> **The request**
Gather the lines from the material that contain "Specialists".

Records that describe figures

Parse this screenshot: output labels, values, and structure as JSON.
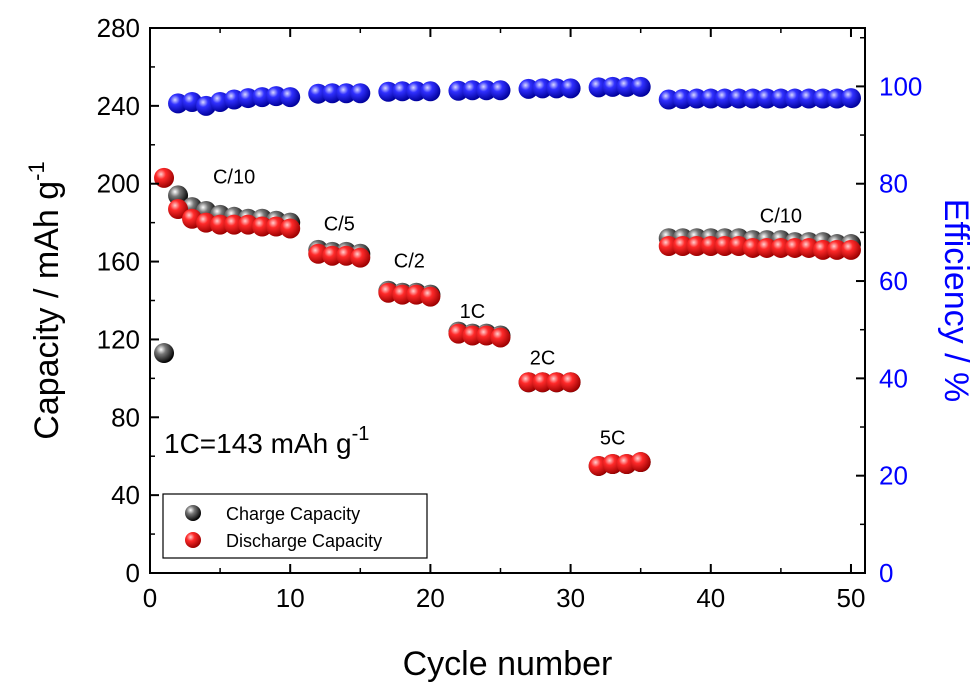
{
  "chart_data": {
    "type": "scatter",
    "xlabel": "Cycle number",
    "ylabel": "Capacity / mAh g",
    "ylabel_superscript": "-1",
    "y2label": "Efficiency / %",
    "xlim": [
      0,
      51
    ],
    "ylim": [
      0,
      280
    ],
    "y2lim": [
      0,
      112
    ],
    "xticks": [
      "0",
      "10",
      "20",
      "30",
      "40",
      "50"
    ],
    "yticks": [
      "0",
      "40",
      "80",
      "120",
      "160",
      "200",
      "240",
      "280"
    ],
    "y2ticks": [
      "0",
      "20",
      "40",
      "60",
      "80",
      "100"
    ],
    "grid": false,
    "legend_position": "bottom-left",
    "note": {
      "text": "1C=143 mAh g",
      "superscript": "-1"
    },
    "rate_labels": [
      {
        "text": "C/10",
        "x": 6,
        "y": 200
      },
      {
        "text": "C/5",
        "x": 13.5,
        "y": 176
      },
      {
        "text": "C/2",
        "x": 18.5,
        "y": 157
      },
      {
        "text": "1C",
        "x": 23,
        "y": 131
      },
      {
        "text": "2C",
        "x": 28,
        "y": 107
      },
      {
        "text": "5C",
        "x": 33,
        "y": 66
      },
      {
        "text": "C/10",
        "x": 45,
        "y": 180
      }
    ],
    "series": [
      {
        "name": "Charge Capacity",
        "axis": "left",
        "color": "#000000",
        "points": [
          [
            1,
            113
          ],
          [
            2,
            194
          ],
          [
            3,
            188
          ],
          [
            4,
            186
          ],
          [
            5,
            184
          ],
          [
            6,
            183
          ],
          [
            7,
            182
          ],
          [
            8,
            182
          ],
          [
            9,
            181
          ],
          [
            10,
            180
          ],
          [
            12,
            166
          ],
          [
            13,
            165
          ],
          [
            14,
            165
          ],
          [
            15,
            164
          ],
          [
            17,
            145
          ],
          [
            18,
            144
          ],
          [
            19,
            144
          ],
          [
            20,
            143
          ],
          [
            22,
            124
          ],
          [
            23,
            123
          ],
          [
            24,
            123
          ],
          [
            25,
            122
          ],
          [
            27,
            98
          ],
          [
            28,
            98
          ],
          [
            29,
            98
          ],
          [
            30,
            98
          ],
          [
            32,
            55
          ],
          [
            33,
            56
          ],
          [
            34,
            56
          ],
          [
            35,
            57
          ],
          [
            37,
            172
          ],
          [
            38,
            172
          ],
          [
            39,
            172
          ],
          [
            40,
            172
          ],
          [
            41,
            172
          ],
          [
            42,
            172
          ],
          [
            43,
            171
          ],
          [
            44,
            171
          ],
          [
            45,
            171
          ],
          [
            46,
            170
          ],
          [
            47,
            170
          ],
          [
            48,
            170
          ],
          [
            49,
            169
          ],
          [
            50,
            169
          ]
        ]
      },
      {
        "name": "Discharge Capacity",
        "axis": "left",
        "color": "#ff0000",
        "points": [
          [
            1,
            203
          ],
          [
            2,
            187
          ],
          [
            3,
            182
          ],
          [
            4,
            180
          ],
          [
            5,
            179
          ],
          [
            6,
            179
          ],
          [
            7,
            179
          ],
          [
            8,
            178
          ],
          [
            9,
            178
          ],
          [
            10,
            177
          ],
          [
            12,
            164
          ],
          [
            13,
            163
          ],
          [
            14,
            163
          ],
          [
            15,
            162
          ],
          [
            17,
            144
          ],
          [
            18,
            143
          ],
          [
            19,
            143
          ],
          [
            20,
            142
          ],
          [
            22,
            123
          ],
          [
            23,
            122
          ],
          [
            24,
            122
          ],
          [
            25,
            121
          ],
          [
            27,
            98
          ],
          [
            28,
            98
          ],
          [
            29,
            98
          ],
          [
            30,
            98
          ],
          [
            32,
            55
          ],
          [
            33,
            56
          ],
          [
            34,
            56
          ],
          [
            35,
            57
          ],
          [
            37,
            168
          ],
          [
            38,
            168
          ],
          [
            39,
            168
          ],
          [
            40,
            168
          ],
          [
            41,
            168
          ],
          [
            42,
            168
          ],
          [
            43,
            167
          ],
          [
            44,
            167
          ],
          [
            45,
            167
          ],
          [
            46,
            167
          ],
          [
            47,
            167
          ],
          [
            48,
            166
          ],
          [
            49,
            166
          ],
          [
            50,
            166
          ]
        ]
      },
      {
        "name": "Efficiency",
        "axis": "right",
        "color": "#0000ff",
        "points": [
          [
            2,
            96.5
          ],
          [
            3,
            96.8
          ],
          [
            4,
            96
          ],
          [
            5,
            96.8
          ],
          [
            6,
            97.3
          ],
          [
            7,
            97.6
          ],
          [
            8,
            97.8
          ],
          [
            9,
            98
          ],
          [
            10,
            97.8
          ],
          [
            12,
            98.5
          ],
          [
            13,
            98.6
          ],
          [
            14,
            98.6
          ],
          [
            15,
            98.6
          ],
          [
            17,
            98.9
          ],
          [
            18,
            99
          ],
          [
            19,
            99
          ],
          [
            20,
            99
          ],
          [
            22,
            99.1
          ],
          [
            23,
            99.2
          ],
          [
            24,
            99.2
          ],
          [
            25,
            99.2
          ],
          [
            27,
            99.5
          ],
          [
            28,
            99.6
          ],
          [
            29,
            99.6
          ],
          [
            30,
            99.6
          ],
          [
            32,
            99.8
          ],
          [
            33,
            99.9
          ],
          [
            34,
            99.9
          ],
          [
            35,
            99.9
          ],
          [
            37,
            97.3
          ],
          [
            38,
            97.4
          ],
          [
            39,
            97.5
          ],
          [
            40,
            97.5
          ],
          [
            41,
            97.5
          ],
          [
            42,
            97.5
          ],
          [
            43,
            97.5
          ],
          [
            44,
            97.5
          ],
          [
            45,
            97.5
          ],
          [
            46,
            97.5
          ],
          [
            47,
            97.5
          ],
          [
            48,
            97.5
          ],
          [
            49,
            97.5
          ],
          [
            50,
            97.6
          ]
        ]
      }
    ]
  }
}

...

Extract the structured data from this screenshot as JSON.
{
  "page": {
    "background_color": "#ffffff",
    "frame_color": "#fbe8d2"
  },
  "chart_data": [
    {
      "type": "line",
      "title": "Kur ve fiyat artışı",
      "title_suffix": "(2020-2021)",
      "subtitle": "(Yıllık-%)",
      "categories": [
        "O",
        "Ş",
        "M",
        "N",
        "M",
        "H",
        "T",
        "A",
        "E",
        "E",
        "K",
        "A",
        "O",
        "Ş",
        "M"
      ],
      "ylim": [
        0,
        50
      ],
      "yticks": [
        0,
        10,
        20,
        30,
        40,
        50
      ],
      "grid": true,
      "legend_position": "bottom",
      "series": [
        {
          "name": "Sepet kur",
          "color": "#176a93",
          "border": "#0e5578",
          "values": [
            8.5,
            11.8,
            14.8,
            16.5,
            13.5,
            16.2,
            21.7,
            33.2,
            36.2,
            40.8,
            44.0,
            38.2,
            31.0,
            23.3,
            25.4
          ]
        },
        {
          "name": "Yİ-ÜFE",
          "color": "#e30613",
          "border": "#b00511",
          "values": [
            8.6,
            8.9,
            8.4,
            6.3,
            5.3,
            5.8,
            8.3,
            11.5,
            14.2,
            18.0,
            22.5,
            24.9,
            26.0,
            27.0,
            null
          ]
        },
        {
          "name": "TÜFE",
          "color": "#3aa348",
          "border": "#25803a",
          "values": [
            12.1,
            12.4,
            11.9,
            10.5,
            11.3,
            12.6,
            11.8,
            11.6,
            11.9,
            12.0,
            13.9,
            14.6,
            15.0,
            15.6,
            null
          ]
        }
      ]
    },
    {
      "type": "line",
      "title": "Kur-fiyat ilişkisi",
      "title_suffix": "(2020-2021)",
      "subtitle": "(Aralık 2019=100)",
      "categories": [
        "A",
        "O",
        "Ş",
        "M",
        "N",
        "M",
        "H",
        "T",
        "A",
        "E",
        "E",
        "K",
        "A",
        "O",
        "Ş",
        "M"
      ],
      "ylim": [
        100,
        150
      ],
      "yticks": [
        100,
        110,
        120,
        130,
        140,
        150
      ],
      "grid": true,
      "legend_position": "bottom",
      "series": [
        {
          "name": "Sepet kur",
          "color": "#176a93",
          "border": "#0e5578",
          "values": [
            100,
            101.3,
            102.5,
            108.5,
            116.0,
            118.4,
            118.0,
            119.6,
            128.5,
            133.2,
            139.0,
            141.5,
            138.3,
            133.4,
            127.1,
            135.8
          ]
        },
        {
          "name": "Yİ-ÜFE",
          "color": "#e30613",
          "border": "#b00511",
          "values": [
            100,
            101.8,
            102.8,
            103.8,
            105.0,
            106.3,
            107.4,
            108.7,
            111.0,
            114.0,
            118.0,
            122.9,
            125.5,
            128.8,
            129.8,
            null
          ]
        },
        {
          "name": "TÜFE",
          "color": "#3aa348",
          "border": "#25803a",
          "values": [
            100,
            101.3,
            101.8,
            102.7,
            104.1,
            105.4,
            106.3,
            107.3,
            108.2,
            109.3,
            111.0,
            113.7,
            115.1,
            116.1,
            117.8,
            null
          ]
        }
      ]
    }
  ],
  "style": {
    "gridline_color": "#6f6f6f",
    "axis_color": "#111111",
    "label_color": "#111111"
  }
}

==

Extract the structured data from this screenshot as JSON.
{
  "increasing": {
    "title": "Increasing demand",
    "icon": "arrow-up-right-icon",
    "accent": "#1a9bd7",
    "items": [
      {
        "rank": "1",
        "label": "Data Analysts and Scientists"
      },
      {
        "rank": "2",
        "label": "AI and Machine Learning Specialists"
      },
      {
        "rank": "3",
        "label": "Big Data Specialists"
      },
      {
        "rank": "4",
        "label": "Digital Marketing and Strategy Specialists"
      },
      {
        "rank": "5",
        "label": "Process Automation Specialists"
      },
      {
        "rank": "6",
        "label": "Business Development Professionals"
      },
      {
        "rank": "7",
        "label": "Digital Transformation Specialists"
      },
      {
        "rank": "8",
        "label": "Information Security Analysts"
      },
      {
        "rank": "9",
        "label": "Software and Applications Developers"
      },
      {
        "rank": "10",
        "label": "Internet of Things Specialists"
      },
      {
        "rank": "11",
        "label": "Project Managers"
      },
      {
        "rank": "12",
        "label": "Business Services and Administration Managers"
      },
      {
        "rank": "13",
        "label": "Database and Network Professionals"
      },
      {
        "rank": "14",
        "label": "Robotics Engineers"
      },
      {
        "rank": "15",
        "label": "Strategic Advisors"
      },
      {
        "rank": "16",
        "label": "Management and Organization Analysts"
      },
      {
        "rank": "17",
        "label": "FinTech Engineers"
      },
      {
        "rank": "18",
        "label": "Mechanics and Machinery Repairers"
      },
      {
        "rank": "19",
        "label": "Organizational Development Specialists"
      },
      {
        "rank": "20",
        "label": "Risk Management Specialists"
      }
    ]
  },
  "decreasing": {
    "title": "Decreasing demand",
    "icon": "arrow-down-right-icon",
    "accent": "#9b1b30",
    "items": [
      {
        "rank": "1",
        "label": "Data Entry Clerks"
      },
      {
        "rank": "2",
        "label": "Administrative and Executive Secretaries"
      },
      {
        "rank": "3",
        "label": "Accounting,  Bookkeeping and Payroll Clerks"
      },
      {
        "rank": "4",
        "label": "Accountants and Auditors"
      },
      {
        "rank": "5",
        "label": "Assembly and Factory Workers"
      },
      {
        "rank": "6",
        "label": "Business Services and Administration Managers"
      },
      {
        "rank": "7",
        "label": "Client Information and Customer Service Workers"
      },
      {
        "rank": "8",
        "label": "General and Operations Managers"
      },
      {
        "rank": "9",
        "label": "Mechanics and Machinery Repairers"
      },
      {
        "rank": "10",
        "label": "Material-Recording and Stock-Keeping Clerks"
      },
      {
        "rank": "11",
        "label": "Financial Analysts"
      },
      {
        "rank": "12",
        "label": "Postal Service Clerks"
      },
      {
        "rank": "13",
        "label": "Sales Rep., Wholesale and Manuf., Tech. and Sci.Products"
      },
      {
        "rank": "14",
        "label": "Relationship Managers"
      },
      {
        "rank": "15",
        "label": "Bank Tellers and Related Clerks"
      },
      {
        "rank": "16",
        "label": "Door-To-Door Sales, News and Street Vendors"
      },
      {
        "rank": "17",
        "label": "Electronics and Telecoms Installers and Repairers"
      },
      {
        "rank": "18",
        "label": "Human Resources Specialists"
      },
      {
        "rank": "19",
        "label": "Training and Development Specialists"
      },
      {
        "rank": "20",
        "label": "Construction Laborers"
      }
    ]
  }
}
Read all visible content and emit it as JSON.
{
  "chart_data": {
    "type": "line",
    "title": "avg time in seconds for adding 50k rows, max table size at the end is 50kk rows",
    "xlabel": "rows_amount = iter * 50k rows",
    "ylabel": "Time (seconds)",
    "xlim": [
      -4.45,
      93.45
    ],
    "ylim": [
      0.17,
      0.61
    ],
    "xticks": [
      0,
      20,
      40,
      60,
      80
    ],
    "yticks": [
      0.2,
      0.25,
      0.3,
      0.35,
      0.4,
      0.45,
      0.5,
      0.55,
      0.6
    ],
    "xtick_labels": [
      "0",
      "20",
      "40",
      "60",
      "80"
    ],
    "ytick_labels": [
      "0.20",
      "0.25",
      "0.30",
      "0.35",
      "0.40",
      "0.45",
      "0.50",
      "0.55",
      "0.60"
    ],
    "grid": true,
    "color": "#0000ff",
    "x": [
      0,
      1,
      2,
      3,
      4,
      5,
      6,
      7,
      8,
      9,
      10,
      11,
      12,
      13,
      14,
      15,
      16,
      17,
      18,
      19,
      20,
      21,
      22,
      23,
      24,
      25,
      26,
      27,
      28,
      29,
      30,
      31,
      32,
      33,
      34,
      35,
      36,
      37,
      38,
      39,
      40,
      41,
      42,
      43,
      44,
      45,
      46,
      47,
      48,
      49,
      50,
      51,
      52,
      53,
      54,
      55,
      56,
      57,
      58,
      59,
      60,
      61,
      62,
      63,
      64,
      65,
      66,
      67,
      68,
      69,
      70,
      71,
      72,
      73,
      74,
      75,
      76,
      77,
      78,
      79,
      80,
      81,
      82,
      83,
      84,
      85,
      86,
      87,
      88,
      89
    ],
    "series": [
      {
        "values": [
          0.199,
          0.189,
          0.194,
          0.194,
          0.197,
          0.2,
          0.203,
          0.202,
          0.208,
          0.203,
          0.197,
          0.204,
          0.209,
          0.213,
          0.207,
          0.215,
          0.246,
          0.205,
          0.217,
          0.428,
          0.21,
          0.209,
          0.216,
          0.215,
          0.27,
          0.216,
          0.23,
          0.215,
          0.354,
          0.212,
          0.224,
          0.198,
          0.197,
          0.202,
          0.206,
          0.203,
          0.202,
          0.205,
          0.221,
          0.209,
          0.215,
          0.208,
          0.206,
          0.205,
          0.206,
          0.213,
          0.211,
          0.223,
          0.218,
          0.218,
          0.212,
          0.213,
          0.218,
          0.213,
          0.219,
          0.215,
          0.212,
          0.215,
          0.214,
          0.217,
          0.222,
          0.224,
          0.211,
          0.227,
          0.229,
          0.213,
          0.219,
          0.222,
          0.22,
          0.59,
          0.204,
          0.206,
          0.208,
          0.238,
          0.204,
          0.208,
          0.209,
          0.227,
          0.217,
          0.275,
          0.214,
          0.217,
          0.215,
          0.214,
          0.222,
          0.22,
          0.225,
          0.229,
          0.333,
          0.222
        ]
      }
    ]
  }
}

> **Result below**
        "label": "AI and Machine Learning Specialists"
        "label": "Big Data Specialists"
        "label": "Digital Marketing and Strategy Specialists"
        "label": "Process Automation Specialists"
        "label": "Digital Transformation Specialists"
        "label": "Internet of Things Specialists"
        "label": "Organizational Development Specialists"
        "label": "Risk Management Specialists"
        "label": "Human Resources Specialists"
        "label": "Training and Development Specialists"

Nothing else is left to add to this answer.